Short task: Transcribe each record below word for word.

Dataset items
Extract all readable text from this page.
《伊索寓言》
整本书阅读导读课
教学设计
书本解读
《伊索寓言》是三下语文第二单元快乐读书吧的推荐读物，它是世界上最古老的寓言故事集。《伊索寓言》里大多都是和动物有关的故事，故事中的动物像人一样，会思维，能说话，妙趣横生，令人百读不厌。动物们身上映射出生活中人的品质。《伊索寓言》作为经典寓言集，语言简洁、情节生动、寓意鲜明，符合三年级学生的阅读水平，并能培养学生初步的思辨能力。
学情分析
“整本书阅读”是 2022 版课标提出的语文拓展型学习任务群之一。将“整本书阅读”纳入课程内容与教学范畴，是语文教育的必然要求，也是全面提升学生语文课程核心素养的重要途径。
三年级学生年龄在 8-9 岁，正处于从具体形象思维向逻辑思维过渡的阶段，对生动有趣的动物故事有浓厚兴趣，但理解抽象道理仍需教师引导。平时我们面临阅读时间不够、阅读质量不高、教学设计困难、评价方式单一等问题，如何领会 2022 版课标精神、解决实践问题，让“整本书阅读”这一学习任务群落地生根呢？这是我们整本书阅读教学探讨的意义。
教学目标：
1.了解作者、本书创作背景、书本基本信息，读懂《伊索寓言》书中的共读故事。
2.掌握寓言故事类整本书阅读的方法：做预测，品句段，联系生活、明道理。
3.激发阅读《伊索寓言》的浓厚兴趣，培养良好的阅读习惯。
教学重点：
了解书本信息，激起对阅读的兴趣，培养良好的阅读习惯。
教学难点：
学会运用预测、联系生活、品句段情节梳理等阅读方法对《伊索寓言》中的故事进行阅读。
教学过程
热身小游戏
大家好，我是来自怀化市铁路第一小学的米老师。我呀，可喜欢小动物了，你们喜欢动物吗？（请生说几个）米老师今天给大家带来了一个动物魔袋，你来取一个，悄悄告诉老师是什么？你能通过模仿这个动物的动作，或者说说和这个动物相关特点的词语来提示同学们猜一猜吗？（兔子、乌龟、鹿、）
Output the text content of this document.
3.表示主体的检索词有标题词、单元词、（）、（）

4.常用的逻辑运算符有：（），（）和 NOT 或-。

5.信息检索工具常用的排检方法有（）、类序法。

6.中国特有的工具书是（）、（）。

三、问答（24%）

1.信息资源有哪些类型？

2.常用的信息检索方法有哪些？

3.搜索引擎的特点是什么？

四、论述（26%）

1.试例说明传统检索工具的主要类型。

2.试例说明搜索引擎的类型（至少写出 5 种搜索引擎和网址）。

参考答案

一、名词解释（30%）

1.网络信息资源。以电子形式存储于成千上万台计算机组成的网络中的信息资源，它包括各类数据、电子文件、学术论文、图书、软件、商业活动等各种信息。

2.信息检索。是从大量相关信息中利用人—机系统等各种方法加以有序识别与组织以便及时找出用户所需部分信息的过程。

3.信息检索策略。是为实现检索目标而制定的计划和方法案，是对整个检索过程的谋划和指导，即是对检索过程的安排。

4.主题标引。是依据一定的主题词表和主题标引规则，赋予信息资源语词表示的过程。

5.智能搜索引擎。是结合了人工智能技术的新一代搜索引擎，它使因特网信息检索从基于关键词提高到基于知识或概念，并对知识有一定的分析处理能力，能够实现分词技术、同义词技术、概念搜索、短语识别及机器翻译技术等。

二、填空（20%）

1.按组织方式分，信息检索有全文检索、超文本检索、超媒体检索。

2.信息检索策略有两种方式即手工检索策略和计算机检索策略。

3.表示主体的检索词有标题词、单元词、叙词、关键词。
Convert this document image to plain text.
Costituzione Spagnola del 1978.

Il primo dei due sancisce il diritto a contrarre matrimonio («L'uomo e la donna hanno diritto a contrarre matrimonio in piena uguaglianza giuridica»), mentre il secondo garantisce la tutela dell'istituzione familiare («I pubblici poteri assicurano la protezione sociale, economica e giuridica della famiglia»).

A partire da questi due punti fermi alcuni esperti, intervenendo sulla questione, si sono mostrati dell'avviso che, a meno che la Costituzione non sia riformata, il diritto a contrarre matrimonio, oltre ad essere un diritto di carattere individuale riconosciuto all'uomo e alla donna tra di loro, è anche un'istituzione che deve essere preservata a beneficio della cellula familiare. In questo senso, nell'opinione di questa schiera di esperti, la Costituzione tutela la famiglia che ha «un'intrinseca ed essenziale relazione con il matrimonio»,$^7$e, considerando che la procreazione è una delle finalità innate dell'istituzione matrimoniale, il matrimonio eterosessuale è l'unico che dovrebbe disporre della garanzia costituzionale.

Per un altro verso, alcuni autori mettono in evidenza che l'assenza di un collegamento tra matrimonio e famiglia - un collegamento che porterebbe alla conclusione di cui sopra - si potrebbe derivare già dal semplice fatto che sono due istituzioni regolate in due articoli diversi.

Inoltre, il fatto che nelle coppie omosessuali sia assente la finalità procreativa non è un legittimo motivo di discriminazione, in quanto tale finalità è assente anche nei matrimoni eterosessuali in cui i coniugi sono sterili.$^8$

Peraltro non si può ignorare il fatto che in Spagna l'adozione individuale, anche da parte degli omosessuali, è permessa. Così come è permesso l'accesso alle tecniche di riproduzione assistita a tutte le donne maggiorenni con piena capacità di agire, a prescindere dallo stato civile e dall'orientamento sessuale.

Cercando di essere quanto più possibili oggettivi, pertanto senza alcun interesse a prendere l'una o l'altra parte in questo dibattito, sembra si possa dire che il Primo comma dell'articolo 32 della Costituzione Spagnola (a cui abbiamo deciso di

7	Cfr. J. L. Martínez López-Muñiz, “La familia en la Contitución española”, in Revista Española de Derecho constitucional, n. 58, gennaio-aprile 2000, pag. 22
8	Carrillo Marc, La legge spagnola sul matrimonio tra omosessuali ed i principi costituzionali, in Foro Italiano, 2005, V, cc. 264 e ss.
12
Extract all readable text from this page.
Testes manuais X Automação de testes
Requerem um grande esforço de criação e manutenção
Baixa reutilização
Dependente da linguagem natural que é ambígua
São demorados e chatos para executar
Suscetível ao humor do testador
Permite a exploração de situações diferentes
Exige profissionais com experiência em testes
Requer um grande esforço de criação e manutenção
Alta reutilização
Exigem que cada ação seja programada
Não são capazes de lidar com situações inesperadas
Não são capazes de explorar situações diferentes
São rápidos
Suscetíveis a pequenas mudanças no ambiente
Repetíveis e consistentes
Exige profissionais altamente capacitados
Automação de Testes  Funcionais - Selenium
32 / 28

Result of the exercise:
Extract all readable text from this page.
《伊索寓言》
整本书阅读导读课
教学设计
书本解读
《伊索寓言》是三下语文第二单元快乐读书吧的推荐读物，它是世界上最古老的寓言故事集。《伊索寓言》里大多都是和动物有关的故事，故事中的动物像人一样，会思维，能说话，妙趣横生，令人百读不厌。动物们身上映射出生活中人的品质。《伊索寓言》作为经典寓言集，语言简洁、情节生动、寓意鲜明，符合三年级学生的阅读水平，并能培养学生初步的思辨能力。
学情分析
“整本书阅读”是 2022 版课标提出的语文拓展型学习任务群之一。将“整本书阅读”纳入课程内容与教学范畴，是语文教育的必然要求，也是全面提升学生语文课程核心素养的重要途径。
三年级学生年龄在 8-9 岁，正处于从具体形象思维向逻辑思维过渡的阶段，对生动有趣的动物故事有浓厚兴趣，但理解抽象道理仍需教师引导。平时我们面临阅读时间不够、阅读质量不高、教学设计困难、评价方式单一等问题，如何领会 2022 版课标精神、解决实践问题，让“整本书阅读”这一学习任务群落地生根呢？这是我们整本书阅读教学探讨的意义。
教学目标：
1.了解作者、本书创作背景、书本基本信息，读懂《伊索寓言》书中的共读故事。
2.掌握寓言故事类整本书阅读的方法：做预测，品句段，联系生活、明道理。
3.激发阅读《伊索寓言》的浓厚兴趣，培养良好的阅读习惯。
教学重点：
了解书本信息，激起对阅读的兴趣，培养良好的阅读习惯。
教学难点：
学会运用预测、联系生活、品句段情节梳理等阅读方法对《伊索寓言》中的故事进行阅读。
教学过程
热身小游戏
大家好，我是来自怀化市铁路第一小学的米老师。我呀，可喜欢小动物了，你们喜欢动物吗？（请生说几个）米老师今天给大家带来了一个动物魔袋，你来取一个，悄悄告诉老师是什么？你能通过模仿这个动物的动作，或者说说和这个动物相关特点的词语来提示同学们猜一猜吗？（兔子、乌龟、鹿、）
Output the text content of this document.
3.表示主体的检索词有标题词、单元词、（）、（）

4.常用的逻辑运算符有：（），（）和 NOT 或-。

5.信息检索工具常用的排检方法有（）、类序法。

6.中国特有的工具书是（）、（）。

三、问答（24%）

1.信息资源有哪些类型？

2.常用的信息检索方法有哪些？

3.搜索引擎的特点是什么？

四、论述（26%）

1.试例说明传统检索工具的主要类型。

2.试例说明搜索引擎的类型（至少写出 5 种搜索引擎和网址）。

参考答案

一、名词解释（30%）

1.网络信息资源。以电子形式存储于成千上万台计算机组成的网络中的信息资源，它包括各类数据、电子文件、学术论文、图书、软件、商业活动等各种信息。

2.信息检索。是从大量相关信息中利用人—机系统等各种方法加以有序识别与组织以便及时找出用户所需部分信息的过程。

3.信息检索策略。是为实现检索目标而制定的计划和方法案，是对整个检索过程的谋划和指导，即是对检索过程的安排。

4.主题标引。是依据一定的主题词表和主题标引规则，赋予信息资源语词表示的过程。

5.智能搜索引擎。是结合了人工智能技术的新一代搜索引擎，它使因特网信息检索从基于关键词提高到基于知识或概念，并对知识有一定的分析处理能力，能够实现分词技术、同义词技术、概念搜索、短语识别及机器翻译技术等。

二、填空（20%）

1.按组织方式分，信息检索有全文检索、超文本检索、超媒体检索。

2.信息检索策略有两种方式即手工检索策略和计算机检索策略。

3.表示主体的检索词有标题词、单元词、叙词、关键词。
Convert this document image to plain text.
Costituzione Spagnola del 1978.

Il primo dei due sancisce il diritto a contrarre matrimonio («L'uomo e la donna hanno diritto a contrarre matrimonio in piena uguaglianza giuridica»), mentre il secondo garantisce la tutela dell'istituzione familiare («I pubblici poteri assicurano la protezione sociale, economica e giuridica della famiglia»).

A partire da questi due punti fermi alcuni esperti, intervenendo sulla questione, si sono mostrati dell'avviso che, a meno che la Costituzione non sia riformata, il diritto a contrarre matrimonio, oltre ad essere un diritto di carattere individuale riconosciuto all'uomo e alla donna tra di loro, è anche un'istituzione che deve essere preservata a beneficio della cellula familiare. In questo senso, nell'opinione di questa schiera di esperti, la Costituzione tutela la famiglia che ha «un'intrinseca ed essenziale relazione con il matrimonio»,$^7$e, considerando che la procreazione è una delle finalità innate dell'istituzione matrimoniale, il matrimonio eterosessuale è l'unico che dovrebbe disporre della garanzia costituzionale.

Per un altro verso, alcuni autori mettono in evidenza che l'assenza di un collegamento tra matrimonio e famiglia - un collegamento che porterebbe alla conclusione di cui sopra - si potrebbe derivare già dal semplice fatto che sono due istituzioni regolate in due articoli diversi.

Inoltre, il fatto che nelle coppie omosessuali sia assente la finalità procreativa non è un legittimo motivo di discriminazione, in quanto tale finalità è assente anche nei matrimoni eterosessuali in cui i coniugi sono sterili.$^8$

Peraltro non si può ignorare il fatto che in Spagna l'adozione individuale, anche da parte degli omosessuali, è permessa. Così come è permesso l'accesso alle tecniche di riproduzione assistita a tutte le donne maggiorenni con piena capacità di agire, a prescindere dallo stato civile e dall'orientamento sessuale.

Cercando di essere quanto più possibili oggettivi, pertanto senza alcun interesse a prendere l'una o l'altra parte in questo dibattito, sembra si possa dire che il Primo comma dell'articolo 32 della Costituzione Spagnola (a cui abbiamo deciso di

7	Cfr. J. L. Martínez López-Muñiz, “La familia en la Contitución española”, in Revista Española de Derecho constitucional, n. 58, gennaio-aprile 2000, pag. 22
8	Carrillo Marc, La legge spagnola sul matrimonio tra omosessuali ed i principi costituzionali, in Foro Italiano, 2005, V, cc. 264 e ss.
12
Extract all readable text from this page.
Testes manuais X Automação de testes
Requerem um grande esforço de criação e manutenção
Baixa reutilização
Dependente da linguagem natural que é ambígua
São demorados e chatos para executar
Suscetível ao humor do testador
Permite a exploração de situações diferentes
Exige profissionais com experiência em testes
Requer um grande esforço de criação e manutenção
Alta reutilização
Exigem que cada ação seja programada
Não são capazes de lidar com situações inesperadas
Não são capazes de explorar situações diferentes
São rápidos
Suscetíveis a pequenas mudanças no ambiente
Repetíveis e consistentes
Exige profissionais altamente capacitados
Automação de Testes  Funcionais - Selenium
32 / 28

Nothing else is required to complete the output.